*Set problem*
In your copy, include every line of the listing below exactly but none of the pictures.

[Recorded data]
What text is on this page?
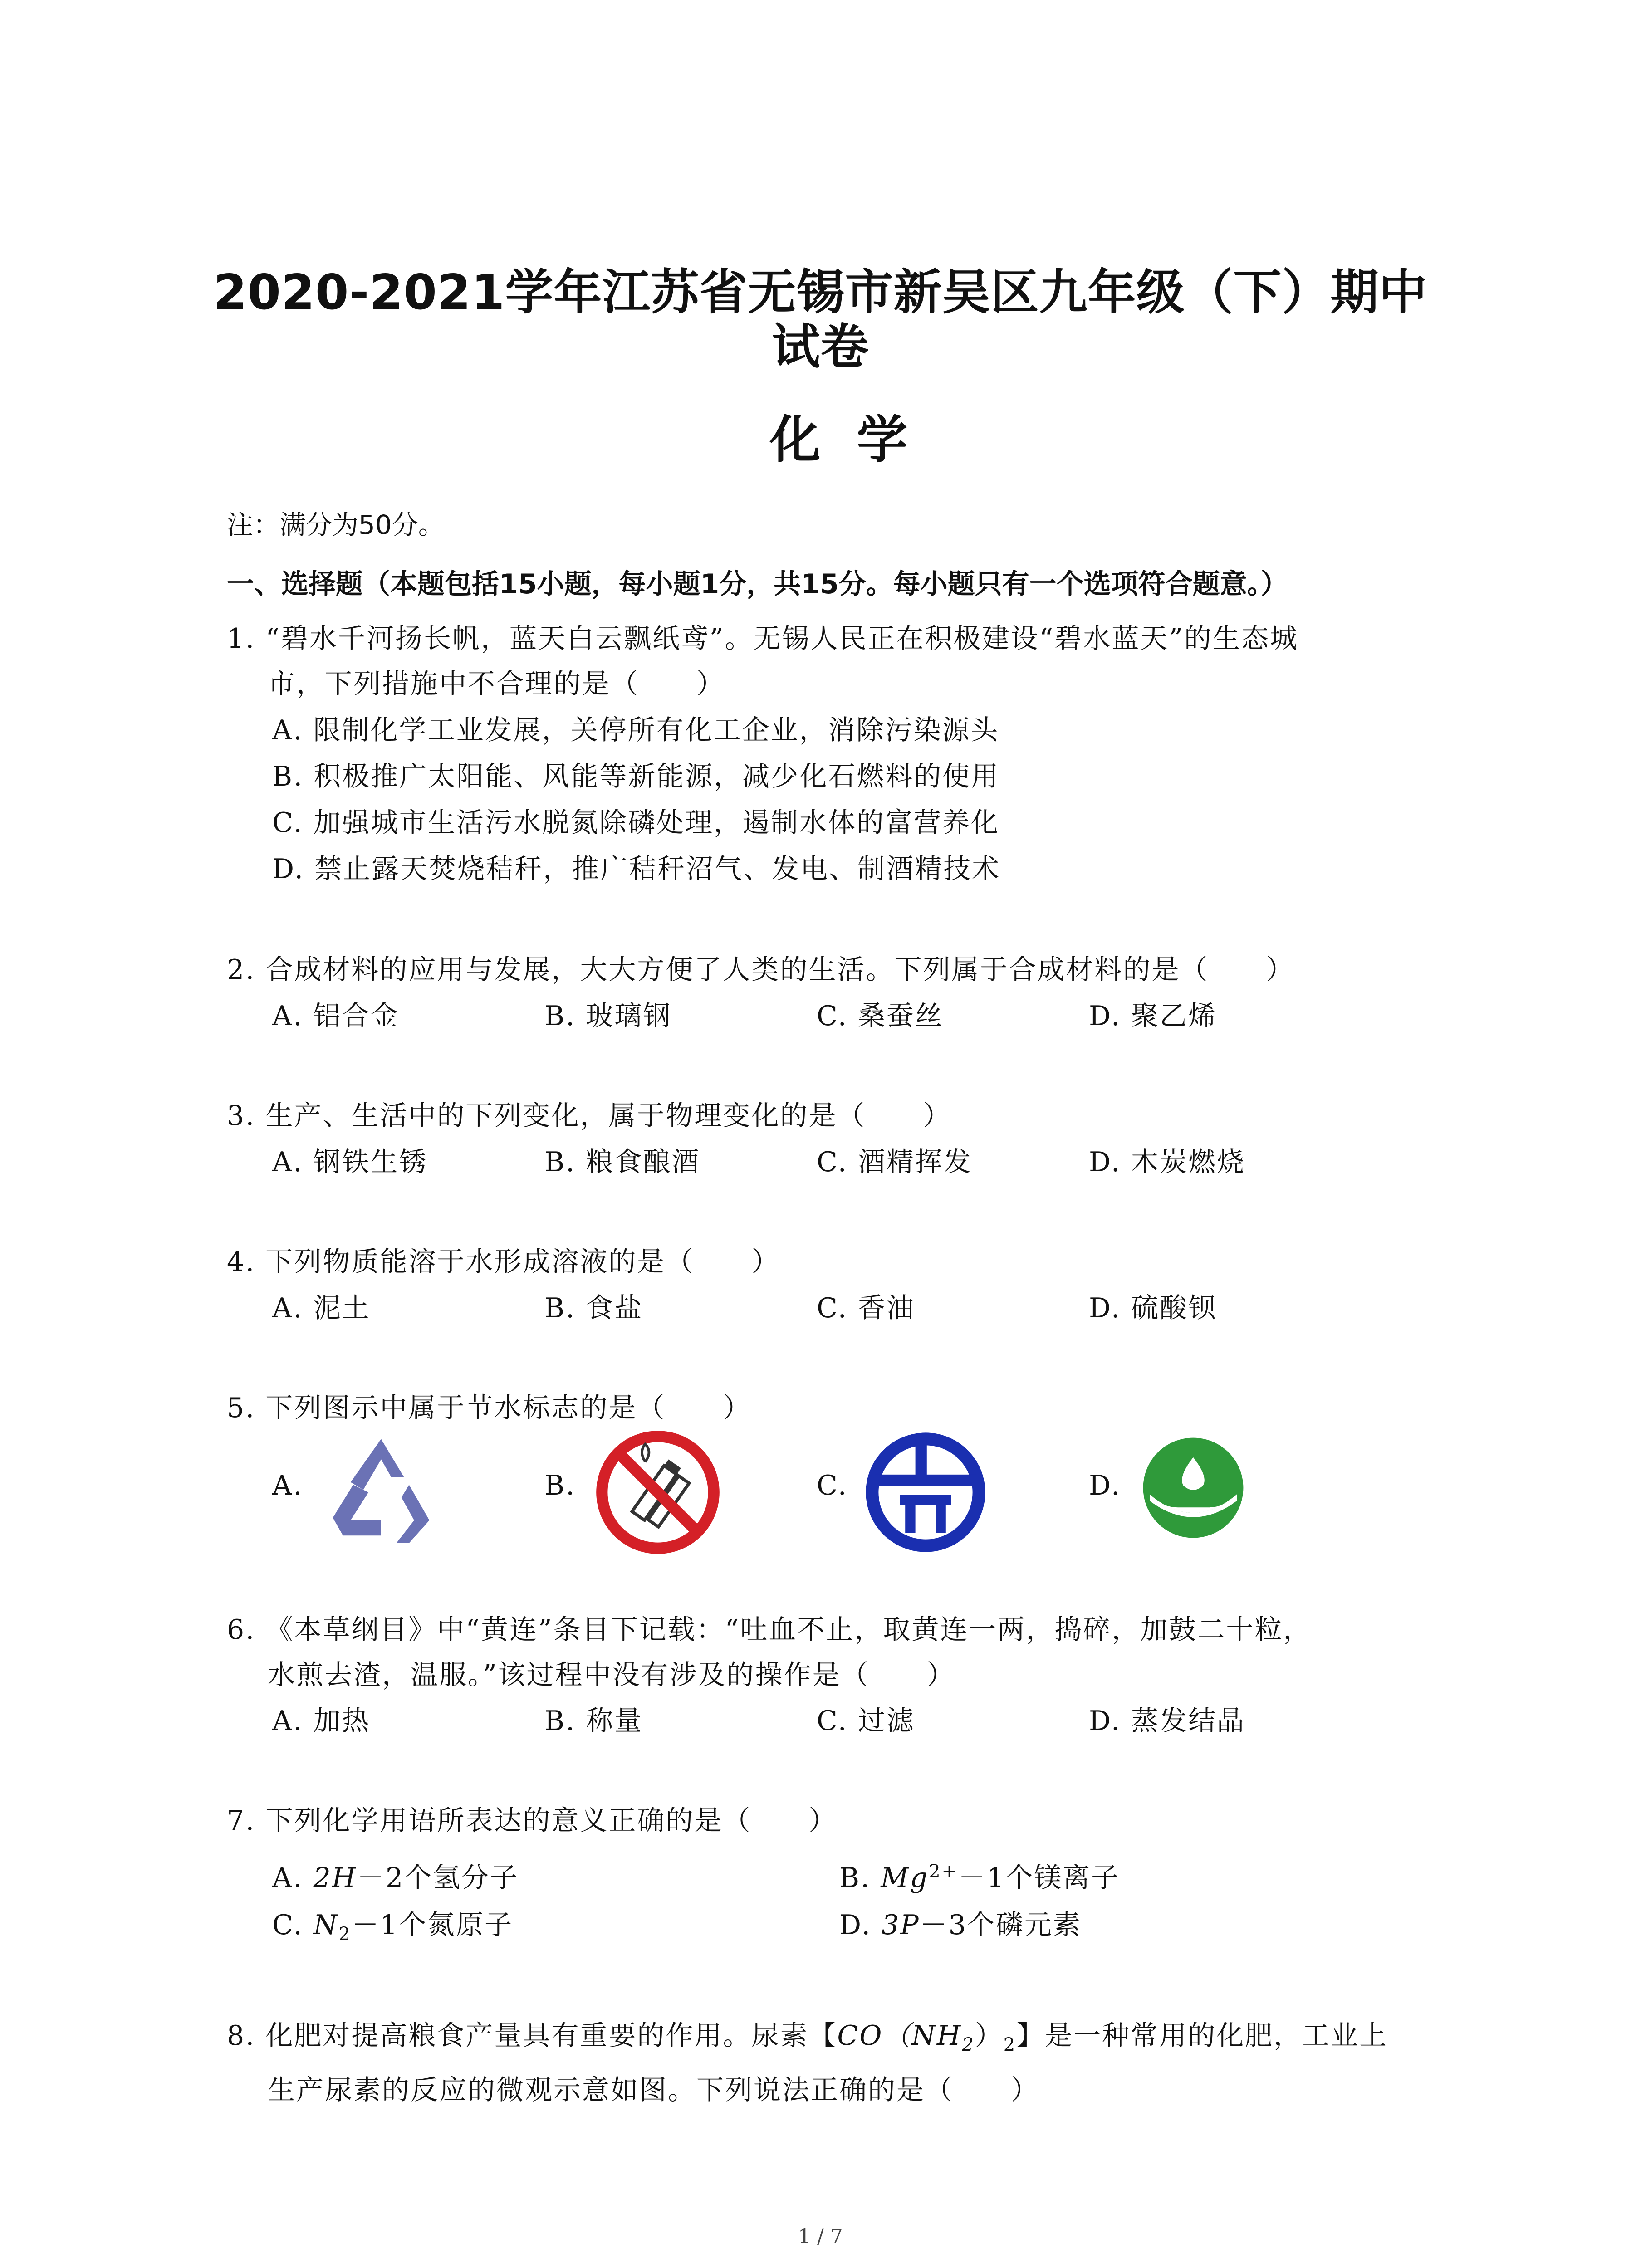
2020-2021学年江苏省无锡市新吴区九年级（下）期中
试卷
化学
注：满分为50分。
一、选择题（本题包括15小题，每小题1分，共15分。每小题只有一个选项符合题意。）
1. “碧水千河扬长帆，蓝天白云飘纸鸢”。无锡人民正在积极建设“碧水蓝天”的生态城
市，下列措施中不合理的是（　　）
A. 限制化学工业发展，关停所有化工企业，消除污染源头
B. 积极推广太阳能、风能等新能源，减少化石燃料的使用
C. 加强城市生活污水脱氮除磷处理，遏制水体的富营养化
D. 禁止露天焚烧秸秆，推广秸秆沼气、发电、制酒精技术
2. 合成材料的应用与发展，大大方便了人类的生活。下列属于合成材料的是（　　）
A. 铝合金	B. 玻璃钢	C. 桑蚕丝	D. 聚乙烯
3. 生产、生活中的下列变化，属于物理变化的是（　　）
A. 钢铁生锈	B. 粮食酿酒	C. 酒精挥发	D. 木炭燃烧
4. 下列物质能溶于水形成溶液的是（　　）
A. 泥土	B. 食盐	C. 香油	D. 硫酸钡
5. 下列图示中属于节水标志的是（　　）
A.	B.	C.	D.
6. 《本草纲目》中“黄连”条目下记载：“吐血不止，取黄连一两，捣碎，加鼓二十粒，
水煎去渣，温服。”该过程中没有涉及的操作是（　　）
A. 加热	B. 称量	C. 过滤	D. 蒸发结晶
7. 下列化学用语所表达的意义正确的是（　　）
A. 2H－2个氢分子	B. $Mg^{2+}-1$个镁离子
C. $N_2-1$个氮原子	D. 3P－3个磷元素
8. 化肥对提高粮食产量具有重要的作用。尿素【$CO(NH_2)_2$】是一种常用的化肥，工业上
生产尿素的反应的微观示意如图。下列说法正确的是（　　）
1 / 7
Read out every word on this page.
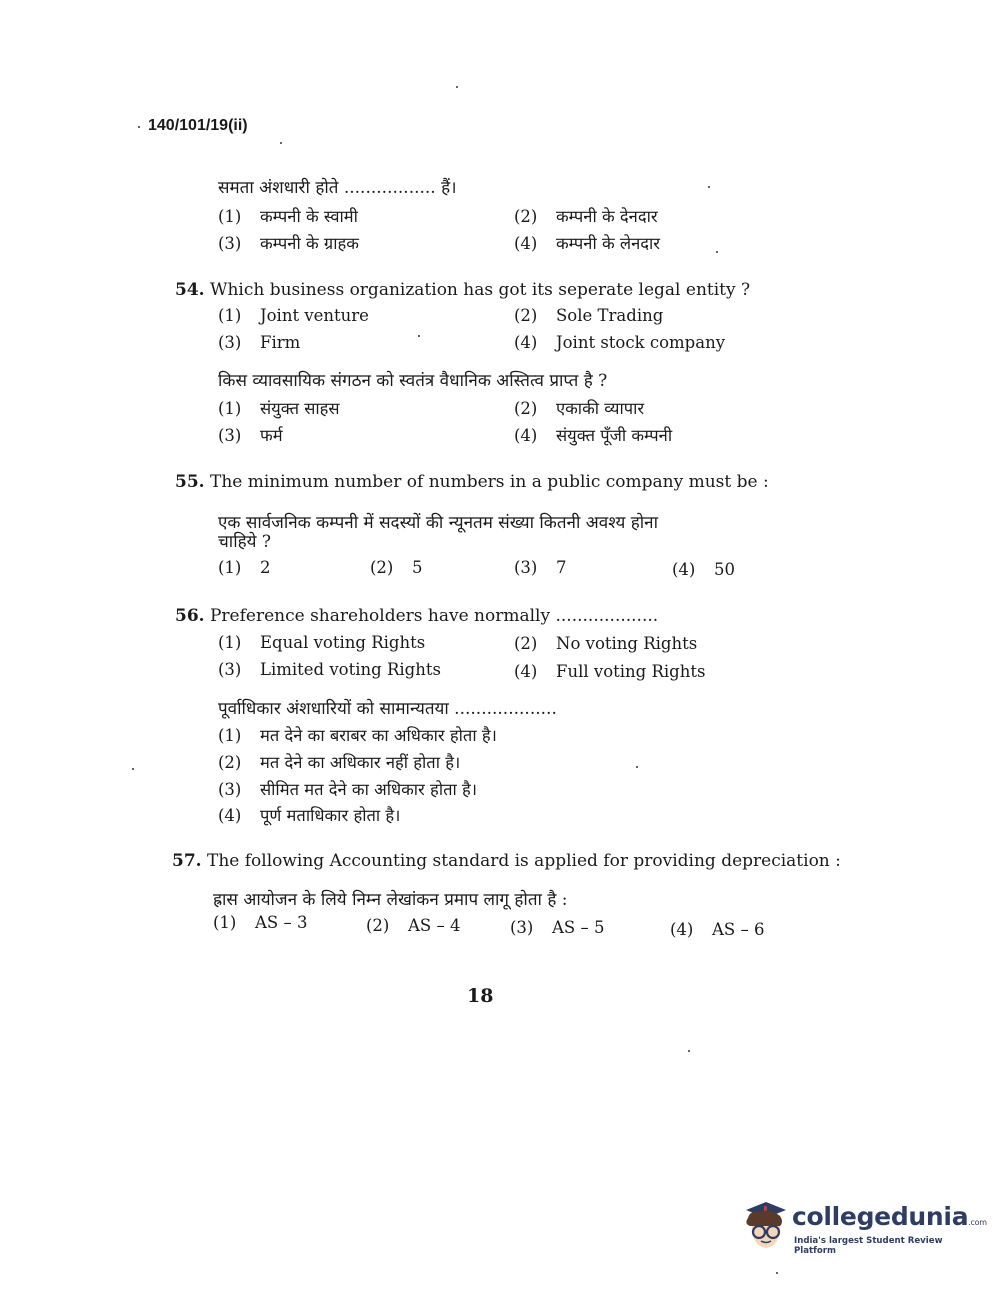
140/101/19(ii)
समता अंशधारी होते ................. हैं।
(1) कम्पनी के स्वामी	(2) कम्पनी के देनदार
(3) कम्पनी के ग्राहक	(4) कम्पनी के लेनदार
54. Which business organization has got its seperate legal entity ?
(1) Joint venture	(2) Sole Trading
(3) Firm	(4) Joint stock company
किस व्यावसायिक संगठन को स्वतंत्र वैधानिक अस्तित्व प्राप्त है ?
(1) संयुक्त साहस	(2) एकाकी व्यापार
(3) फर्म	(4) संयुक्त पूँजी कम्पनी
55. The minimum number of numbers in a public company must be :
एक सार्वजनिक कम्पनी में सदस्यों की न्यूनतम संख्या कितनी अवश्य होना
चाहिये ?
(1) 2	(2) 5	(3) 7	(4) 50
56. Preference shareholders have normally ...................
(1) Equal voting Rights	(2) No voting Rights
(3) Limited voting Rights	(4) Full voting Rights
पूर्वाधिकार अंशधारियों को सामान्यतया ...................
(1) मत देने का बराबर का अधिकार होता है।
(2) मत देने का अधिकार नहीं होता है।
(3) सीमित मत देने का अधिकार होता है।
(4) पूर्ण मताधिकार होता है।
57. The following Accounting standard is applied for providing depreciation :
ह्रास आयोजन के लिये निम्न लेखांकन प्रमाप लागू होता है :
(1) AS – 3	(2) AS – 4	(3) AS – 5	(4) AS – 6
18
collegedunia.com
India's largest Student Review Platform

*Exercise response*
What text is on this page?
2020-2021学年江苏省无锡市新吴区九年级（下）期中
试卷
化学
注：满分为50分。
一、选择题（本题包括15小题，每小题1分，共15分。每小题只有一个选项符合题意。）
1. “碧水千河扬长帆，蓝天白云飘纸鸢”。无锡人民正在积极建设“碧水蓝天”的生态城
市，下列措施中不合理的是（　　）
A. 限制化学工业发展，关停所有化工企业，消除污染源头
B. 积极推广太阳能、风能等新能源，减少化石燃料的使用
C. 加强城市生活污水脱氮除磷处理，遏制水体的富营养化
D. 禁止露天焚烧秸秆，推广秸秆沼气、发电、制酒精技术
2. 合成材料的应用与发展，大大方便了人类的生活。下列属于合成材料的是（　　）
A. 铝合金	B. 玻璃钢	C. 桑蚕丝	D. 聚乙烯
3. 生产、生活中的下列变化，属于物理变化的是（　　）
A. 钢铁生锈	B. 粮食酿酒	C. 酒精挥发	D. 木炭燃烧
4. 下列物质能溶于水形成溶液的是（　　）
A. 泥土	B. 食盐	C. 香油	D. 硫酸钡
5. 下列图示中属于节水标志的是（　　）
A.	B.	C.	D.
6. 《本草纲目》中“黄连”条目下记载：“吐血不止，取黄连一两，捣碎，加鼓二十粒，
水煎去渣，温服。”该过程中没有涉及的操作是（　　）
A. 加热	B. 称量	C. 过滤	D. 蒸发结晶
7. 下列化学用语所表达的意义正确的是（　　）
A. 2H－2个氢分子	B. $Mg^{2+}-1$个镁离子
C. $N_2-1$个氮原子	D. 3P－3个磷元素
8. 化肥对提高粮食产量具有重要的作用。尿素【$CO(NH_2)_2$】是一种常用的化肥，工业上
生产尿素的反应的微观示意如图。下列说法正确的是（　　）
1 / 7
Read out every word on this page.
140/101/19(ii)
समता अंशधारी होते ................. हैं।
(1) कम्पनी के स्वामी	(2) कम्पनी के देनदार
(3) कम्पनी के ग्राहक	(4) कम्पनी के लेनदार
54. Which business organization has got its seperate legal entity ?
(1) Joint venture	(2) Sole Trading
(3) Firm	(4) Joint stock company
किस व्यावसायिक संगठन को स्वतंत्र वैधानिक अस्तित्व प्राप्त है ?
(1) संयुक्त साहस	(2) एकाकी व्यापार
(3) फर्म	(4) संयुक्त पूँजी कम्पनी
55. The minimum number of numbers in a public company must be :
एक सार्वजनिक कम्पनी में सदस्यों की न्यूनतम संख्या कितनी अवश्य होना
चाहिये ?
(1) 2	(2) 5	(3) 7	(4) 50
56. Preference shareholders have normally ...................
(1) Equal voting Rights	(2) No voting Rights
(3) Limited voting Rights	(4) Full voting Rights
पूर्वाधिकार अंशधारियों को सामान्यतया ...................
(1) मत देने का बराबर का अधिकार होता है।
(2) मत देने का अधिकार नहीं होता है।
(3) सीमित मत देने का अधिकार होता है।
(4) पूर्ण मताधिकार होता है।
57. The following Accounting standard is applied for providing depreciation :
ह्रास आयोजन के लिये निम्न लेखांकन प्रमाप लागू होता है :
(1) AS – 3	(2) AS – 4	(3) AS – 5	(4) AS – 6
18
collegedunia.com
India's largest Student Review Platform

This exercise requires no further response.